▶ [SUPPLIED DATA]:
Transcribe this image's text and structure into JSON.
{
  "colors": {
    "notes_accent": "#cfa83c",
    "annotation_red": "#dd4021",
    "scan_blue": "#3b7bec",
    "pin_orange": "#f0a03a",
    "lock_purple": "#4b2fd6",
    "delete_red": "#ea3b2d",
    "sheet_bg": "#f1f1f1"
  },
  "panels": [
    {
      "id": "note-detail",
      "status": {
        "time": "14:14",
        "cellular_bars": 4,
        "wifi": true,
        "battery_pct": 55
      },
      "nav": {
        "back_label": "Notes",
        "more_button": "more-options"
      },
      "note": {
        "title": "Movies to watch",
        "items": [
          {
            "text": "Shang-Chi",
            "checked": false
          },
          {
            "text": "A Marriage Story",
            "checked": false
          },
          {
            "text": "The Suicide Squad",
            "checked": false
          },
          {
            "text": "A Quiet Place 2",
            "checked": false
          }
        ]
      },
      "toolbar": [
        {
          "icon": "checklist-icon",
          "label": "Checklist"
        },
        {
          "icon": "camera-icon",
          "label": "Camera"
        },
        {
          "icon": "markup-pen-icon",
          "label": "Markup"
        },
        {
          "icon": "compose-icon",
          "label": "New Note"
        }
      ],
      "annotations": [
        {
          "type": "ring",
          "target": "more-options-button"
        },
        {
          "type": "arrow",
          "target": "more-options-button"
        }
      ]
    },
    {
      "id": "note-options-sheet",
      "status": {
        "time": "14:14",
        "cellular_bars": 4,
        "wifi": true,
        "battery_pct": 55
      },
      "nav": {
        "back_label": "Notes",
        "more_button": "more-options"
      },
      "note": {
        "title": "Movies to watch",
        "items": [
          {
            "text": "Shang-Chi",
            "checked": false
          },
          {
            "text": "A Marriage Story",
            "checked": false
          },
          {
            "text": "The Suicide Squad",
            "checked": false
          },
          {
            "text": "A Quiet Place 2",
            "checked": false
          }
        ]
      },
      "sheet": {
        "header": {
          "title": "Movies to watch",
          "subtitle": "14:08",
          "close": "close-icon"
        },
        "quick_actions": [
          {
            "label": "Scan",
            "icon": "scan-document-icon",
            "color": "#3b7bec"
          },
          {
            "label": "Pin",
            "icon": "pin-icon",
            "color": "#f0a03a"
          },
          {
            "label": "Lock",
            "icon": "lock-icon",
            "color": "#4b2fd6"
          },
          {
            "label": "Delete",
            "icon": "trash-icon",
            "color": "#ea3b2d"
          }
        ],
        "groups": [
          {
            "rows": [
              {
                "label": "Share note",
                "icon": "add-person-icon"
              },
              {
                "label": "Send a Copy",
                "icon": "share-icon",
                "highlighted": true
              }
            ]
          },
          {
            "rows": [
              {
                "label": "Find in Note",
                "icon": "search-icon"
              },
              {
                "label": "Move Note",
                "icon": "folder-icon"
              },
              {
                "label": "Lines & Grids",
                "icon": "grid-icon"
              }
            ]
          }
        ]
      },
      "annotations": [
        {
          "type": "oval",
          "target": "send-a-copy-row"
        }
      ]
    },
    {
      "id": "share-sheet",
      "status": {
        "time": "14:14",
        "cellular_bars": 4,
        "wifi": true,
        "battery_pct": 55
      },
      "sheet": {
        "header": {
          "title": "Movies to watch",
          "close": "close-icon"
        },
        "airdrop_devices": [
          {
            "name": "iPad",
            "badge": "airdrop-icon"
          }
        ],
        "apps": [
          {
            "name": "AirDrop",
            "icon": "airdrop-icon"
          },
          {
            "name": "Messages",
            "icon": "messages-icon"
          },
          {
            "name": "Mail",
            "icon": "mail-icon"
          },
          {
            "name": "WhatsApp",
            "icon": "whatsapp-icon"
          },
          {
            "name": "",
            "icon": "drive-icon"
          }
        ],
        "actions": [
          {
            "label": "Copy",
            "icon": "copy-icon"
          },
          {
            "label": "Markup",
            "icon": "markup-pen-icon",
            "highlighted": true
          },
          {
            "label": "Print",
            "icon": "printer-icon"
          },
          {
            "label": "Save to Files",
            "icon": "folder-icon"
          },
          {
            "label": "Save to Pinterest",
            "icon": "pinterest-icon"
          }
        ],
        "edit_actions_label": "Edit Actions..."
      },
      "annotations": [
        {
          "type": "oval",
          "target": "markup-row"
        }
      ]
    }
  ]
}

▶ [AIM]: Transcribe all entries exactly as they are given.

▶ [WRITTEN RESPONSE]:
Transcribe this image's text and structure into JSON.
{
  "colors": {
    "notes_accent": "#cfa83c",
    "annotation_red": "#dd4021",
    "scan_blue": "#3b7bec",
    "pin_orange": "#f0a03a",
    "lock_purple": "#4b2fd6",
    "delete_red": "#ea3b2d",
    "sheet_bg": "#f1f1f1"
  },
  "panels": [
    {
      "id": "note-detail",
      "status": {
        "time": "14:14",
        "cellular_bars": 4,
        "wifi": true,
        "battery_pct": 55
      },
      "nav": {
        "back_label": "Notes",
        "more_button": "more-options"
      },
      "note": {
        "title": "Movies to watch",
        "items": [
          {
            "text": "Shang-Chi",
            "checked": false
          },
          {
            "text": "A Marriage Story",
            "checked": false
          },
          {
            "text": "The Suicide Squad",
            "checked": false
          },
          {
            "text": "A Quiet Place 2",
            "checked": false
          }
        ]
      },
      "toolbar": [
        {
          "icon": "checklist-icon",
          "label": "Checklist"
        },
        {
          "icon": "camera-icon",
          "label": "Camera"
        },
        {
          "icon": "markup-pen-icon",
          "label": "Markup"
        },
        {
          "icon": "compose-icon",
          "label": "New Note"
        }
      ],
      "annotations": [
        {
          "type": "ring",
          "target": "more-options-button"
        },
        {
          "type": "arrow",
          "target": "more-options-button"
        }
      ]
    },
    {
      "id": "note-options-sheet",
      "status": {
        "time": "14:14",
        "cellular_bars": 4,
        "wifi": true,
        "battery_pct": 55
      },
      "nav": {
        "back_label": "Notes",
        "more_button": "more-options"
      },
      "note": {
        "title": "Movies to watch",
        "items": [
          {
            "text": "Shang-Chi",
            "checked": false
          },
          {
            "text": "A Marriage Story",
            "checked": false
          },
          {
            "text": "The Suicide Squad",
            "checked": false
          },
          {
            "text": "A Quiet Place 2",
            "checked": false
          }
        ]
      },
      "sheet": {
        "header": {
          "title": "Movies to watch",
          "subtitle": "14:08",
          "close": "close-icon"
        },
        "quick_actions": [
          {
            "label": "Scan",
            "icon": "scan-document-icon",
            "color": "#3b7bec"
          },
          {
            "label": "Pin",
            "icon": "pin-icon",
            "color": "#f0a03a"
          },
          {
            "label": "Lock",
            "icon": "lock-icon",
            "color": "#4b2fd6"
          },
          {
            "label": "Delete",
            "icon": "trash-icon",
            "color": "#ea3b2d"
          }
        ],
        "groups": [
          {
            "rows": [
              {
                "label": "Share note",
                "icon": "add-person-icon"
              },
              {
                "label": "Send a Copy",
                "icon": "share-icon",
                "highlighted": true
              }
            ]
          },
          {
            "rows": [
              {
                "label": "Find in Note",
                "icon": "search-icon"
              },
              {
                "label": "Move Note",
                "icon": "folder-icon"
              },
              {
                "label": "Lines & Grids",
                "icon": "grid-icon"
              }
            ]
          }
        ]
      },
      "annotations": [
        {
          "type": "oval",
          "target": "send-a-copy-row"
        }
      ]
    },
    {
      "id": "share-sheet",
      "status": {
        "time": "14:14",
        "cellular_bars": 4,
        "wifi": true,
        "battery_pct": 55
      },
      "sheet": {
        "header": {
          "title": "Movies to watch",
          "close": "close-icon"
        },
        "airdrop_devices": [
          {
            "name": "iPad",
            "badge": "airdrop-icon"
          }
        ],
        "apps": [
          {
            "name": "AirDrop",
            "icon": "airdrop-icon"
          },
          {
            "name": "Messages",
            "icon": "messages-icon"
          },
          {
            "name": "Mail",
            "icon": "mail-icon"
          },
          {
            "name": "WhatsApp",
            "icon": "whatsapp-icon"
          },
          {
            "name": "",
            "icon": "drive-icon"
          }
        ],
        "actions": [
          {
            "label": "Copy",
            "icon": "copy-icon"
          },
          {
            "label": "Markup",
            "icon": "markup-pen-icon",
            "highlighted": true
          },
          {
            "label": "Print",
            "icon": "printer-icon"
          },
          {
            "label": "Save to Files",
            "icon": "folder-icon"
          },
          {
            "label": "Save to Pinterest",
            "icon": "pinterest-icon"
          }
        ],
        "edit_actions_label": "Edit Actions..."
      },
      "annotations": [
        {
          "type": "oval",
          "target": "markup-row"
        }
      ]
    }
  ]
}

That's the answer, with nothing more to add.